* start *
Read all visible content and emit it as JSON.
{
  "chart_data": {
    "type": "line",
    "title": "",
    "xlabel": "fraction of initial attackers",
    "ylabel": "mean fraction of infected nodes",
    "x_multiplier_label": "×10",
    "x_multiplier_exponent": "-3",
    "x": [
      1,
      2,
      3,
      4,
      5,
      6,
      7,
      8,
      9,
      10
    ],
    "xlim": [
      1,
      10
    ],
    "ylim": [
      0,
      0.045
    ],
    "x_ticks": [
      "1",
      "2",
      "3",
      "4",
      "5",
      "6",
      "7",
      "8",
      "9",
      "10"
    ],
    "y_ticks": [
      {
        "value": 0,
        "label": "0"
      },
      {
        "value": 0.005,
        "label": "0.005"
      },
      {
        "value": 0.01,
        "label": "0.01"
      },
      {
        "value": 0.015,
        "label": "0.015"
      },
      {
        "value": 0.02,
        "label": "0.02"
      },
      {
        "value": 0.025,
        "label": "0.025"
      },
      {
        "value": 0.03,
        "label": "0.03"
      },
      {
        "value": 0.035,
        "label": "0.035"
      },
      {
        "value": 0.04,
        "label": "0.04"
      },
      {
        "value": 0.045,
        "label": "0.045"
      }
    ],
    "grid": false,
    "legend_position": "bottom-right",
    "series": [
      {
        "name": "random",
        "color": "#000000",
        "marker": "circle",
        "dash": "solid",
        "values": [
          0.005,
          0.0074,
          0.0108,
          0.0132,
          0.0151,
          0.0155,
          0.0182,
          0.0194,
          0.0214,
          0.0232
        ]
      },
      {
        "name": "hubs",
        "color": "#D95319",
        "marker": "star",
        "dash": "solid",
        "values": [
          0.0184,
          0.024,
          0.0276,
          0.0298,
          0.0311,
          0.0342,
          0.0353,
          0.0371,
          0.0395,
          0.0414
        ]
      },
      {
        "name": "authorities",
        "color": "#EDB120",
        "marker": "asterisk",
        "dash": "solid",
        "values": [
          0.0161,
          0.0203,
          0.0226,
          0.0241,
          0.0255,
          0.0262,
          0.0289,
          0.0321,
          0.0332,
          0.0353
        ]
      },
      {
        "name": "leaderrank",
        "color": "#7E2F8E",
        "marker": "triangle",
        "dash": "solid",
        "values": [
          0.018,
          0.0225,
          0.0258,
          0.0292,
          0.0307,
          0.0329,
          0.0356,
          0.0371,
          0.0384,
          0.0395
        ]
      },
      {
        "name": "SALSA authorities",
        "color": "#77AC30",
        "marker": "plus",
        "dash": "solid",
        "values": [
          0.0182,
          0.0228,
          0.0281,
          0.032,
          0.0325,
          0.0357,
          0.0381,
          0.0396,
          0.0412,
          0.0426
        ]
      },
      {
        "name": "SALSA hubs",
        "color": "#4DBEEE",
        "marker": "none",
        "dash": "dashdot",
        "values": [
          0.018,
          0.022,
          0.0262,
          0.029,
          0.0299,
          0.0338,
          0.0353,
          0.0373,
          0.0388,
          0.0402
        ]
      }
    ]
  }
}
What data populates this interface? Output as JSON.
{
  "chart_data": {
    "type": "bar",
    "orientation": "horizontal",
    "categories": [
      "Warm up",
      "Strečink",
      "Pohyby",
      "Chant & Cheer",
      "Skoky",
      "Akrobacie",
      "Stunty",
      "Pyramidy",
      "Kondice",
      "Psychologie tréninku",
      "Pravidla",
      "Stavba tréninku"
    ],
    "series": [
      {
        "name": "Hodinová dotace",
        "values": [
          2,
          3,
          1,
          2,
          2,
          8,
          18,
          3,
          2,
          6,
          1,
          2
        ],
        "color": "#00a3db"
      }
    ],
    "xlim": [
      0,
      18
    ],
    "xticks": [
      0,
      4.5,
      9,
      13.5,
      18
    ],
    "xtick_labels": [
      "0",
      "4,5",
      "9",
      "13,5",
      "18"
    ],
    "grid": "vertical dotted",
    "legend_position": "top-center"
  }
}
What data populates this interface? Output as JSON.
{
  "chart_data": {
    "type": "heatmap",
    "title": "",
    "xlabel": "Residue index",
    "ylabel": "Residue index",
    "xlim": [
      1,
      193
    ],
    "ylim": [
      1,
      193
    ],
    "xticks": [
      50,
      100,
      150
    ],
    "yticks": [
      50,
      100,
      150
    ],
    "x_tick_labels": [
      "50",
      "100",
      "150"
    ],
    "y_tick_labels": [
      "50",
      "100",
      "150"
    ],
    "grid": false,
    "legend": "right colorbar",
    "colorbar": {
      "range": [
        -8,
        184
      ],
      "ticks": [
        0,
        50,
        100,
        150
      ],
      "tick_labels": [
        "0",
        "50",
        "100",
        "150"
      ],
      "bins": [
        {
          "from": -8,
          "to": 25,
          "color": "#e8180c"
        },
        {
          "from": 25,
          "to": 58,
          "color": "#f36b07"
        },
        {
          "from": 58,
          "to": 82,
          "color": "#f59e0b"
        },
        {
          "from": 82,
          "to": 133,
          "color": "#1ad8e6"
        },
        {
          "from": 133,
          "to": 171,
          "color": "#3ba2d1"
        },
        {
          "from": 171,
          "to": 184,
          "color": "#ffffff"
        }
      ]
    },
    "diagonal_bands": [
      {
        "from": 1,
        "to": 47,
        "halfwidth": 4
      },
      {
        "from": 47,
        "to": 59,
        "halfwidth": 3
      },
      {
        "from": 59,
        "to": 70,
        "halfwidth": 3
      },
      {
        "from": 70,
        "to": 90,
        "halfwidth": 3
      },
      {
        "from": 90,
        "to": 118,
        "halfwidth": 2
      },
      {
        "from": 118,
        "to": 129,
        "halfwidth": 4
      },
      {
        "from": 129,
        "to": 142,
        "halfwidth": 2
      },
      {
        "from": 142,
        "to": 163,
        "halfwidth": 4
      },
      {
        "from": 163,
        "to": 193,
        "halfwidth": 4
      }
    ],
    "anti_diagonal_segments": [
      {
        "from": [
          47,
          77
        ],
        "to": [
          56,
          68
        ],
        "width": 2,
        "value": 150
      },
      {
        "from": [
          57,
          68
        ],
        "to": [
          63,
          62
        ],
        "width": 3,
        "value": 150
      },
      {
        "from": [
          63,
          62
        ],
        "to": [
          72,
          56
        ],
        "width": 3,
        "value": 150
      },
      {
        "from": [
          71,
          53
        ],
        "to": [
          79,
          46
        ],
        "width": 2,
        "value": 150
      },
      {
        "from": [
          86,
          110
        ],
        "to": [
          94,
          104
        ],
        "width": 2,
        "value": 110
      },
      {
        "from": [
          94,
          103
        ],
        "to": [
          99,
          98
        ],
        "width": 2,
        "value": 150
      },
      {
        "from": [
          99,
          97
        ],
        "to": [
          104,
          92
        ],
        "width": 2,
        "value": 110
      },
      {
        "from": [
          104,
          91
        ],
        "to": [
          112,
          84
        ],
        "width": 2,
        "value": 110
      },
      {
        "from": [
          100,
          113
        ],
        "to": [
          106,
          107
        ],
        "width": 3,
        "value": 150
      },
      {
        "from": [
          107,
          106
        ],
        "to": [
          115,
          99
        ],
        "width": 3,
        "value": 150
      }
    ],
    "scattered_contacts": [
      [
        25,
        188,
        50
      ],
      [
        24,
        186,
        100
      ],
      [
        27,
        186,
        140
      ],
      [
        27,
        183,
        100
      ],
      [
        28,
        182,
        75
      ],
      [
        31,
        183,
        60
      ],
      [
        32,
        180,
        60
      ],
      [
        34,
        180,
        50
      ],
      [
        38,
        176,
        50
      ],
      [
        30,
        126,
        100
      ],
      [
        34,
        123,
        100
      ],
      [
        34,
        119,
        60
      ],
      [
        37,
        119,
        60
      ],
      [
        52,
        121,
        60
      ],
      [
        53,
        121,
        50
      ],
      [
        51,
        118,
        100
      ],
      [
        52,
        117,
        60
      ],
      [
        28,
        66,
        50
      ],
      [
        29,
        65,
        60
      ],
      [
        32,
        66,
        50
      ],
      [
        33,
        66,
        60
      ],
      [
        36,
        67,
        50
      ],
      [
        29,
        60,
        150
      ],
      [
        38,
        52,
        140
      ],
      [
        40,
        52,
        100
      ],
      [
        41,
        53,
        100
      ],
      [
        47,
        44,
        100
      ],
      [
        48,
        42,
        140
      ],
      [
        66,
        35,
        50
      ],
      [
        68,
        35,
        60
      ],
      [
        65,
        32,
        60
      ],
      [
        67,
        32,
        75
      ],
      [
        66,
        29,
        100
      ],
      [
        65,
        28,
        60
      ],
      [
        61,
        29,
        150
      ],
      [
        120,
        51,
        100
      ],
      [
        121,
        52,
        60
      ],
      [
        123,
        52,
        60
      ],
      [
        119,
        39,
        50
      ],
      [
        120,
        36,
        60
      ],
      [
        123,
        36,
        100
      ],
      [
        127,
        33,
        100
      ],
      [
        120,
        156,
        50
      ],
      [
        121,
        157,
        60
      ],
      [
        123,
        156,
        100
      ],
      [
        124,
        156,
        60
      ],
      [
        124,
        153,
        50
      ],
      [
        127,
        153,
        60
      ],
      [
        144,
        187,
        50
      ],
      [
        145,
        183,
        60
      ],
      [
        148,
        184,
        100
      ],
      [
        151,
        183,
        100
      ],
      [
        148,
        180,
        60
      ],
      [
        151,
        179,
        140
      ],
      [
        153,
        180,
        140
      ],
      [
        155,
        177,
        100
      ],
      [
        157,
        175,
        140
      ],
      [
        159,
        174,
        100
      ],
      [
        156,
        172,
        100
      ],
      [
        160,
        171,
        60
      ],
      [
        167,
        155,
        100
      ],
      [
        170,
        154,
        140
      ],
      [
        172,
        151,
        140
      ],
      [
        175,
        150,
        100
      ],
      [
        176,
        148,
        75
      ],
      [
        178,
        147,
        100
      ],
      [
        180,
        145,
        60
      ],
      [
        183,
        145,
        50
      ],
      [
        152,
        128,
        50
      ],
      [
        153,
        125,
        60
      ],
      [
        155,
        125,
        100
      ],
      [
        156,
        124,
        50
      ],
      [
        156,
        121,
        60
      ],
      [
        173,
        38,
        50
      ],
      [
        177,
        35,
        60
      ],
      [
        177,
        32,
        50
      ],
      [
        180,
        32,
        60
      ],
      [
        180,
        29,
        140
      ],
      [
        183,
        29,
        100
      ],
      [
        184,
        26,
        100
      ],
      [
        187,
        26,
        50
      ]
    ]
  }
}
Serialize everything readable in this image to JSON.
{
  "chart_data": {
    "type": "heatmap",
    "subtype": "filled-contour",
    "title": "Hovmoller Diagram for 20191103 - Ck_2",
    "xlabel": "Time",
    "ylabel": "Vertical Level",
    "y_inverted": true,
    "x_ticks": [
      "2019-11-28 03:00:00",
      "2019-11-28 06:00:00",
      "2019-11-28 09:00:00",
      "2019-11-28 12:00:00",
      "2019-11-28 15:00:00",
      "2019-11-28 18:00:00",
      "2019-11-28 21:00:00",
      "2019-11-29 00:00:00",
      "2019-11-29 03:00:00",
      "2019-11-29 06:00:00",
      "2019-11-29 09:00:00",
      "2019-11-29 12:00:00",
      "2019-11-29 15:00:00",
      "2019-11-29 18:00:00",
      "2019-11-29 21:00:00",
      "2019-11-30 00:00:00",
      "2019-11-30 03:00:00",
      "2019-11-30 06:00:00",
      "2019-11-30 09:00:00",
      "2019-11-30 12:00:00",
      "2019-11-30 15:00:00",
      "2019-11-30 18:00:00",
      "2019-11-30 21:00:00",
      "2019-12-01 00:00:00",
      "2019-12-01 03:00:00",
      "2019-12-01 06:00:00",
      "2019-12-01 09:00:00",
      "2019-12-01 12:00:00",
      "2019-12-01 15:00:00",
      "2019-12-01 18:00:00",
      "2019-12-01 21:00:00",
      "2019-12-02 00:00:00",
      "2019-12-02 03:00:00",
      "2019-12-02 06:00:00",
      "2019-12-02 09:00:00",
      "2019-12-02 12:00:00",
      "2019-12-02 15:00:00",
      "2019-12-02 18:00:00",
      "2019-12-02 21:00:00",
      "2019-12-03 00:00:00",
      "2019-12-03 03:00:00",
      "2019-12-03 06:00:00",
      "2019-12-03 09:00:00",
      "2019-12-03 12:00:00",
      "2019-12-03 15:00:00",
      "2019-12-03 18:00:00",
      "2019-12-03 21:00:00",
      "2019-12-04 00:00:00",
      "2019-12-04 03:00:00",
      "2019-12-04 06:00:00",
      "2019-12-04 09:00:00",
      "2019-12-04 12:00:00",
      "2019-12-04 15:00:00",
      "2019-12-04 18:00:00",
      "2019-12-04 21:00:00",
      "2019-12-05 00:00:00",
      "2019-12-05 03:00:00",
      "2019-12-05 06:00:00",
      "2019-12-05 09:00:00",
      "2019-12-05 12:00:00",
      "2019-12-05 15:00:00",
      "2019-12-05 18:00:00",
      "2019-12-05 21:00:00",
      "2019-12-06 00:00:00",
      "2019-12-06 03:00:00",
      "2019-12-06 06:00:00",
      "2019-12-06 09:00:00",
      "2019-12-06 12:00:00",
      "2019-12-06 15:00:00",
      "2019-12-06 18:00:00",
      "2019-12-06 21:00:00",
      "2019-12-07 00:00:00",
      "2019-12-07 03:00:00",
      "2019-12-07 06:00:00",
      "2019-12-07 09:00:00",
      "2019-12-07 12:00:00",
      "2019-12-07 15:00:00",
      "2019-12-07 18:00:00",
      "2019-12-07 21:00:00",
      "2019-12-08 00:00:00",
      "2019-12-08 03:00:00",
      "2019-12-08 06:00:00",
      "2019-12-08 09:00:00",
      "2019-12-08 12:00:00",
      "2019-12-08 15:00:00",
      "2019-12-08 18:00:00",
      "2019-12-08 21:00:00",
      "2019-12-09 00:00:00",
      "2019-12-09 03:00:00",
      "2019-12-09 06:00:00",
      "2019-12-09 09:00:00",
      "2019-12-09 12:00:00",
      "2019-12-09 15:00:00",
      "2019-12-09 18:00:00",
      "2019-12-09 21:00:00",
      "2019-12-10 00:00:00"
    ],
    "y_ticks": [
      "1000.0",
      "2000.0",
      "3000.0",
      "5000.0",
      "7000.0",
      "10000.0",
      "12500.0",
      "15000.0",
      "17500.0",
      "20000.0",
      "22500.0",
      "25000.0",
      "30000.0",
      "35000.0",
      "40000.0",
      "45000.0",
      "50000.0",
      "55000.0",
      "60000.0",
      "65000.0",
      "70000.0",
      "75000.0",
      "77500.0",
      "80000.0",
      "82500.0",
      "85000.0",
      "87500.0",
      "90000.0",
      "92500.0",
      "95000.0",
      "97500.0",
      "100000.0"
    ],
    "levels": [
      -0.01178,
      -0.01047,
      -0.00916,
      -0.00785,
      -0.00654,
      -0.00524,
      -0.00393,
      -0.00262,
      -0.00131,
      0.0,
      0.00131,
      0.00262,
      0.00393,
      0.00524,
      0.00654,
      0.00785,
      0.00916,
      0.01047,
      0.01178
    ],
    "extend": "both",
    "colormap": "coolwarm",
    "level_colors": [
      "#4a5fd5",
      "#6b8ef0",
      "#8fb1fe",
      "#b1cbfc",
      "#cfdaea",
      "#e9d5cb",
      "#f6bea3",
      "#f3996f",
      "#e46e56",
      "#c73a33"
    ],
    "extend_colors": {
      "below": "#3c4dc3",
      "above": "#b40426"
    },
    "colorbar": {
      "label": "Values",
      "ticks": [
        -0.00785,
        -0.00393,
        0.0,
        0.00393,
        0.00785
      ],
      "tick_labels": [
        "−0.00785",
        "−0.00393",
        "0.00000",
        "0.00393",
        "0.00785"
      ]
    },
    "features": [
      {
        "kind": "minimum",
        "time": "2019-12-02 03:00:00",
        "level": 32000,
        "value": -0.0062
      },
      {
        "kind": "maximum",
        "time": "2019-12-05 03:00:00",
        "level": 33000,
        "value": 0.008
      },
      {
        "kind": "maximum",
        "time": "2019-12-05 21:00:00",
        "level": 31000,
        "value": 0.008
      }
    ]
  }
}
* end *
**Written problem**:
Select and copy every line of the material that holds the string "xlabel".

**Finished exercise**:
    "xlabel": "fraction of initial attackers",
    "xlabel": "Residue index",
    "xlabel": "Time",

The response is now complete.